WHAT TO PRODUCE: Write out every single entry exactly.

** START OF RECORDS PROVIDED **

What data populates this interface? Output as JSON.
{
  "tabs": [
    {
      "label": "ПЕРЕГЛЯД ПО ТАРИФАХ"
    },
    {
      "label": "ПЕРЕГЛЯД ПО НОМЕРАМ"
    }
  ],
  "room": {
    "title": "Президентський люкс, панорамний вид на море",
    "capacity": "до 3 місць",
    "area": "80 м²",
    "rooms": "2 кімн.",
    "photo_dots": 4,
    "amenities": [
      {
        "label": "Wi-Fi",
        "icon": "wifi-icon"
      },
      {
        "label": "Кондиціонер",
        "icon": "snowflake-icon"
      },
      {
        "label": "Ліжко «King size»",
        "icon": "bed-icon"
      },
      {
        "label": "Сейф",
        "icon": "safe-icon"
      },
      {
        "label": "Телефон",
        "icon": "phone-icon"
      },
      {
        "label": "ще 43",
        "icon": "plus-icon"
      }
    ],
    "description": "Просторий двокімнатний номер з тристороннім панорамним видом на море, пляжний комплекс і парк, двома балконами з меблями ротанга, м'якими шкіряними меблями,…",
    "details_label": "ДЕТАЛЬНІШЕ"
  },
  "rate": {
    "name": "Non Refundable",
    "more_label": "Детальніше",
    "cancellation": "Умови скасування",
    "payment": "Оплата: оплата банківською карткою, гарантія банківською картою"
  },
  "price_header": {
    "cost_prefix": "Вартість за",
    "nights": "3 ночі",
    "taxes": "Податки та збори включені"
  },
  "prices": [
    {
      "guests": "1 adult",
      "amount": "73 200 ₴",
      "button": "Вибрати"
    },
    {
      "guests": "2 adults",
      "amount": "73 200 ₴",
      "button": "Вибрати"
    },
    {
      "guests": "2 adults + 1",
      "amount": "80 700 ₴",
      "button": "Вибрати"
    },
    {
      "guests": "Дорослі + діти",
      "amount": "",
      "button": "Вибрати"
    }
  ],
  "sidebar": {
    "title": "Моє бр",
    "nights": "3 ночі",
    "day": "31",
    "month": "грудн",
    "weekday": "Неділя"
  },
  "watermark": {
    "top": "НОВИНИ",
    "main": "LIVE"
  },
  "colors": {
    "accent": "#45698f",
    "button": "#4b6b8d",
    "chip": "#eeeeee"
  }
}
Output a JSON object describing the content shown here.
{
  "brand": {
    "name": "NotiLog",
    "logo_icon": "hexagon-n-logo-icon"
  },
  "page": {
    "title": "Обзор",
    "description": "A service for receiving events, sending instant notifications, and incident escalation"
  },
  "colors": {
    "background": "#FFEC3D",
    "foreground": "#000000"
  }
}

** END OF RECORDS PROVIDED **

EXERCISE ANSWER:
What data populates this interface? Output as JSON.
{
  "tabs": [
    {
      "label": "ПЕРЕГЛЯД ПО ТАРИФАХ"
    },
    {
      "label": "ПЕРЕГЛЯД ПО НОМЕРАМ"
    }
  ],
  "room": {
    "title": "Президентський люкс, панорамний вид на море",
    "capacity": "до 3 місць",
    "area": "80 м²",
    "rooms": "2 кімн.",
    "photo_dots": 4,
    "amenities": [
      {
        "label": "Wi-Fi",
        "icon": "wifi-icon"
      },
      {
        "label": "Кондиціонер",
        "icon": "snowflake-icon"
      },
      {
        "label": "Ліжко «King size»",
        "icon": "bed-icon"
      },
      {
        "label": "Сейф",
        "icon": "safe-icon"
      },
      {
        "label": "Телефон",
        "icon": "phone-icon"
      },
      {
        "label": "ще 43",
        "icon": "plus-icon"
      }
    ],
    "description": "Просторий двокімнатний номер з тристороннім панорамним видом на море, пляжний комплекс і парк, двома балконами з меблями ротанга, м'якими шкіряними меблями,…",
    "details_label": "ДЕТАЛЬНІШЕ"
  },
  "rate": {
    "name": "Non Refundable",
    "more_label": "Детальніше",
    "cancellation": "Умови скасування",
    "payment": "Оплата: оплата банківською карткою, гарантія банківською картою"
  },
  "price_header": {
    "cost_prefix": "Вартість за",
    "nights": "3 ночі",
    "taxes": "Податки та збори включені"
  },
  "prices": [
    {
      "guests": "1 adult",
      "amount": "73 200 ₴",
      "button": "Вибрати"
    },
    {
      "guests": "2 adults",
      "amount": "73 200 ₴",
      "button": "Вибрати"
    },
    {
      "guests": "2 adults + 1",
      "amount": "80 700 ₴",
      "button": "Вибрати"
    },
    {
      "guests": "Дорослі + діти",
      "amount": "",
      "button": "Вибрати"
    }
  ],
  "sidebar": {
    "title": "Моє бр",
    "nights": "3 ночі",
    "day": "31",
    "month": "грудн",
    "weekday": "Неділя"
  },
  "watermark": {
    "top": "НОВИНИ",
    "main": "LIVE"
  },
  "colors": {
    "accent": "#45698f",
    "button": "#4b6b8d",
    "chip": "#eeeeee"
  }
}
Output a JSON object describing the content shown here.
{
  "brand": {
    "name": "NotiLog",
    "logo_icon": "hexagon-n-logo-icon"
  },
  "page": {
    "title": "Обзор",
    "description": "A service for receiving events, sending instant notifications, and incident escalation"
  },
  "colors": {
    "background": "#FFEC3D",
    "foreground": "#000000"
  }
}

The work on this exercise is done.